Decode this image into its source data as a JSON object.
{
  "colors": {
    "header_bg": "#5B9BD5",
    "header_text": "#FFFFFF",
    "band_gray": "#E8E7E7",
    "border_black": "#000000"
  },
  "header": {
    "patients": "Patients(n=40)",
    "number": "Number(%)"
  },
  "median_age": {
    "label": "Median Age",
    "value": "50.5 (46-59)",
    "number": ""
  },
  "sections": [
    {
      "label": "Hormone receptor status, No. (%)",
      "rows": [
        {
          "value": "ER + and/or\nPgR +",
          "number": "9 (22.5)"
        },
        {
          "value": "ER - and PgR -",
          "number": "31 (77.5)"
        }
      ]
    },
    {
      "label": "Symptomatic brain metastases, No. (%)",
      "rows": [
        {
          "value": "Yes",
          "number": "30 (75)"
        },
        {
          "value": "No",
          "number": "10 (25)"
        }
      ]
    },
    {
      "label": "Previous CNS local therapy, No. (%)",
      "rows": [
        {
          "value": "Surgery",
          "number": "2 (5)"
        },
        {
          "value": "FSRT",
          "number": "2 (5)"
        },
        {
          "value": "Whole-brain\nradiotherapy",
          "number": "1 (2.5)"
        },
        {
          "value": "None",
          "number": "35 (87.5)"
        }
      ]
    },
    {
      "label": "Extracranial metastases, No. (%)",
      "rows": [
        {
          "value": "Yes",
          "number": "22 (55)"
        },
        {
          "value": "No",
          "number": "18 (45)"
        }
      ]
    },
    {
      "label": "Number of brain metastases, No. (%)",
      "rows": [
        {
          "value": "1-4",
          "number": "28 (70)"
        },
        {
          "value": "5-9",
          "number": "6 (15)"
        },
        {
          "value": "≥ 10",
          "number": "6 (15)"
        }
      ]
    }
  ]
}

........

**ASSIGNMENT**
Every line of the material above is to be copied exactly.

**ANSWER SECTION**
Decode this image into its source data as a JSON object.
{
  "colors": {
    "header_bg": "#5B9BD5",
    "header_text": "#FFFFFF",
    "band_gray": "#E8E7E7",
    "border_black": "#000000"
  },
  "header": {
    "patients": "Patients(n=40)",
    "number": "Number(%)"
  },
  "median_age": {
    "label": "Median Age",
    "value": "50.5 (46-59)",
    "number": ""
  },
  "sections": [
    {
      "label": "Hormone receptor status, No. (%)",
      "rows": [
        {
          "value": "ER + and/or\nPgR +",
          "number": "9 (22.5)"
        },
        {
          "value": "ER - and PgR -",
          "number": "31 (77.5)"
        }
      ]
    },
    {
      "label": "Symptomatic brain metastases, No. (%)",
      "rows": [
        {
          "value": "Yes",
          "number": "30 (75)"
        },
        {
          "value": "No",
          "number": "10 (25)"
        }
      ]
    },
    {
      "label": "Previous CNS local therapy, No. (%)",
      "rows": [
        {
          "value": "Surgery",
          "number": "2 (5)"
        },
        {
          "value": "FSRT",
          "number": "2 (5)"
        },
        {
          "value": "Whole-brain\nradiotherapy",
          "number": "1 (2.5)"
        },
        {
          "value": "None",
          "number": "35 (87.5)"
        }
      ]
    },
    {
      "label": "Extracranial metastases, No. (%)",
      "rows": [
        {
          "value": "Yes",
          "number": "22 (55)"
        },
        {
          "value": "No",
          "number": "18 (45)"
        }
      ]
    },
    {
      "label": "Number of brain metastases, No. (%)",
      "rows": [
        {
          "value": "1-4",
          "number": "28 (70)"
        },
        {
          "value": "5-9",
          "number": "6 (15)"
        },
        {
          "value": "≥ 10",
          "number": "6 (15)"
        }
      ]
    }
  ]
}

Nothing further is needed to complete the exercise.